* START *
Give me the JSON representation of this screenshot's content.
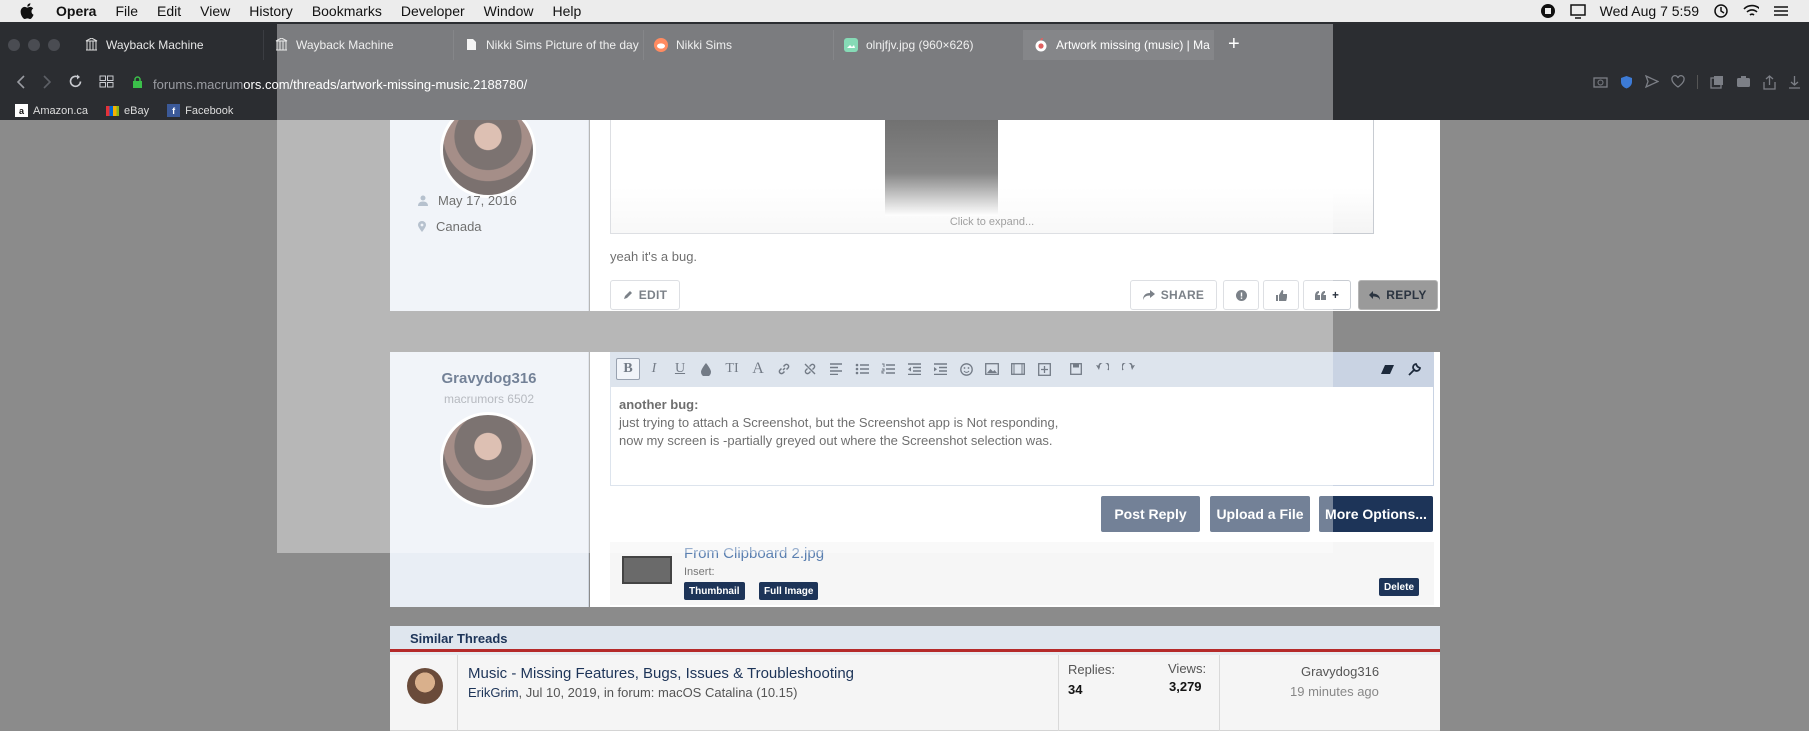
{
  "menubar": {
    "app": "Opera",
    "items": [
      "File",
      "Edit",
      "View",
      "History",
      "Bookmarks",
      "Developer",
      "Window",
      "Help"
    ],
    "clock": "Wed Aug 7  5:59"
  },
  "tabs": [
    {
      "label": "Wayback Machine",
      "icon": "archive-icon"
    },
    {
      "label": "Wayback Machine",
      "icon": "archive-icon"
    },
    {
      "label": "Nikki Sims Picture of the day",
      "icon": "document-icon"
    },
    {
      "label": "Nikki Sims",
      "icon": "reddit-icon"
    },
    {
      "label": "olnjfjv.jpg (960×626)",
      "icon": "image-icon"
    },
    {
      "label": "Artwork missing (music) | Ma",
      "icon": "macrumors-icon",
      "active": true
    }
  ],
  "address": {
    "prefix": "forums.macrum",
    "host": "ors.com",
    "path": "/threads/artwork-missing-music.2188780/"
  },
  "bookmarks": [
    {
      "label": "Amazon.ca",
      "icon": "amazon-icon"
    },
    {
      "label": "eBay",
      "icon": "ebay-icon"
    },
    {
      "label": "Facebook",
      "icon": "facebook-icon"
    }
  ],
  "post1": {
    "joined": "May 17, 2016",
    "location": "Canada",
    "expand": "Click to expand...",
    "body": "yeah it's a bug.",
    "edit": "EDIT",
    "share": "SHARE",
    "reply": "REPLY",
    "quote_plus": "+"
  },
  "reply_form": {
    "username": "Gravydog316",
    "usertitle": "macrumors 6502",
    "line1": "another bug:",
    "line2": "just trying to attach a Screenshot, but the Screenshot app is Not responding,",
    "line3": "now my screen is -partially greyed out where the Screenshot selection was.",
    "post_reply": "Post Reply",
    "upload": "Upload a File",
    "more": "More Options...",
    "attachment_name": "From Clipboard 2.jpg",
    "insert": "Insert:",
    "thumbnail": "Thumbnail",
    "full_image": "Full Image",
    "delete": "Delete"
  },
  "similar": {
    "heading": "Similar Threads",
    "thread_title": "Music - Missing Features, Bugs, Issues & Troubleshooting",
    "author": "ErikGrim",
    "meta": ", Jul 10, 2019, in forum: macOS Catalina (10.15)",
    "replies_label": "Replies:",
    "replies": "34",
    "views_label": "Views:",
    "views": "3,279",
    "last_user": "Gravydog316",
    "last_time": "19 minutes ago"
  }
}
* END *
* START *
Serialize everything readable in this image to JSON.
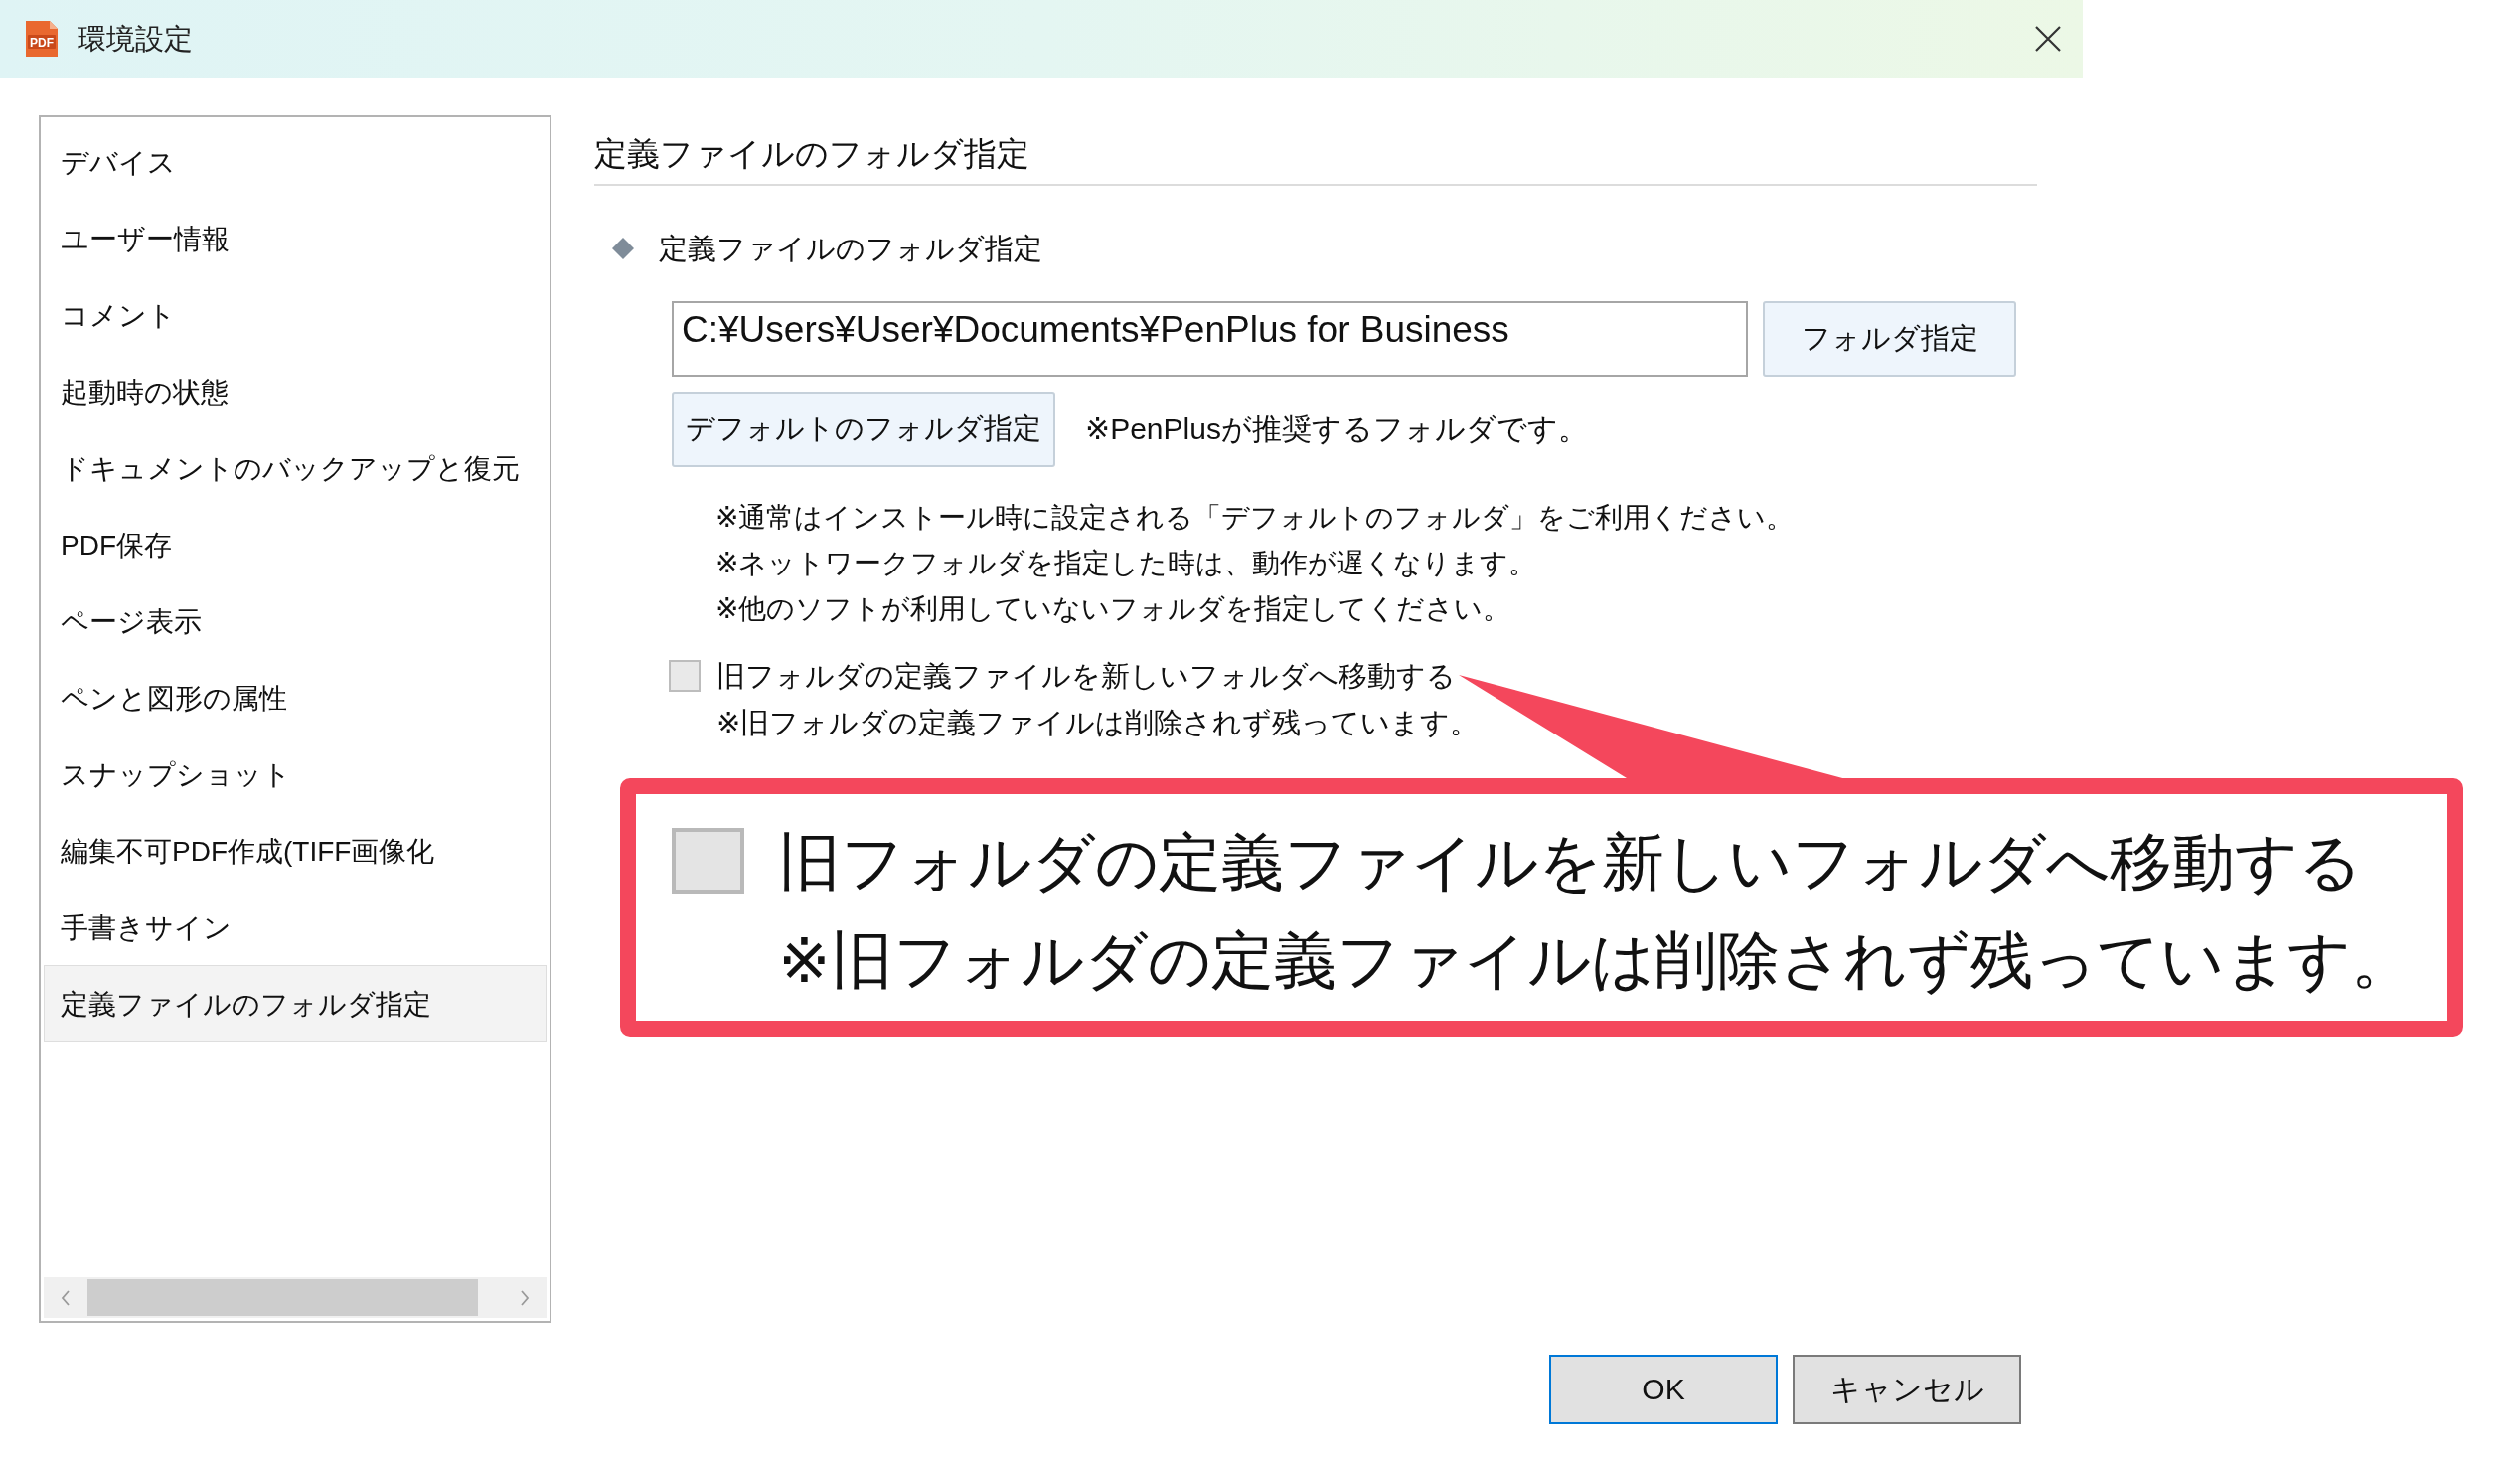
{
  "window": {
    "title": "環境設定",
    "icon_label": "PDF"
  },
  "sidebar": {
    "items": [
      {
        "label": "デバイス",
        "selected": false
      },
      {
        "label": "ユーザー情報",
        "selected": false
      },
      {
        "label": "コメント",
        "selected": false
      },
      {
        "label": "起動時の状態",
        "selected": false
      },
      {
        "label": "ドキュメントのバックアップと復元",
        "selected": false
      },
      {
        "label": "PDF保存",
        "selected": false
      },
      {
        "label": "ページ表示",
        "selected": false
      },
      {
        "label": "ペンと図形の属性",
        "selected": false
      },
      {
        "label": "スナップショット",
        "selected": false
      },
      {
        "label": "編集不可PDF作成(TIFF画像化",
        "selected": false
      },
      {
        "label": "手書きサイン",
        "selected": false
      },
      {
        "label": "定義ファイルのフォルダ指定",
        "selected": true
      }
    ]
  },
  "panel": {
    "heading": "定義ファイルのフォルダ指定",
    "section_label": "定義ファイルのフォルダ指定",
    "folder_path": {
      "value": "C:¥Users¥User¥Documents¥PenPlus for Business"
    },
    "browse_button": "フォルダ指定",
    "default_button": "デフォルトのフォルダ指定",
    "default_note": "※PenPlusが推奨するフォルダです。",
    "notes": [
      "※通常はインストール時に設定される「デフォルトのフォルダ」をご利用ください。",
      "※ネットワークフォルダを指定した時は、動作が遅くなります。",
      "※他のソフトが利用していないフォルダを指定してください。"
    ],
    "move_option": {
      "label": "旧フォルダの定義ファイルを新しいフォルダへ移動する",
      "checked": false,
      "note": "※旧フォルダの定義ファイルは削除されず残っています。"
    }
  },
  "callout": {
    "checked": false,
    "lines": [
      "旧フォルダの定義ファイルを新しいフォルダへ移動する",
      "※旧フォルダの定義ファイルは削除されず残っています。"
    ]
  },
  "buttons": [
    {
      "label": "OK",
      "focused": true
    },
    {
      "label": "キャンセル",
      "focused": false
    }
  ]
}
* END *
GOAL
Return all the lines that contain the string "this".

EXERCISE ANSWER
Give me the JSON representation of this screenshot's content.
Serialize everything readable in this image to JSON.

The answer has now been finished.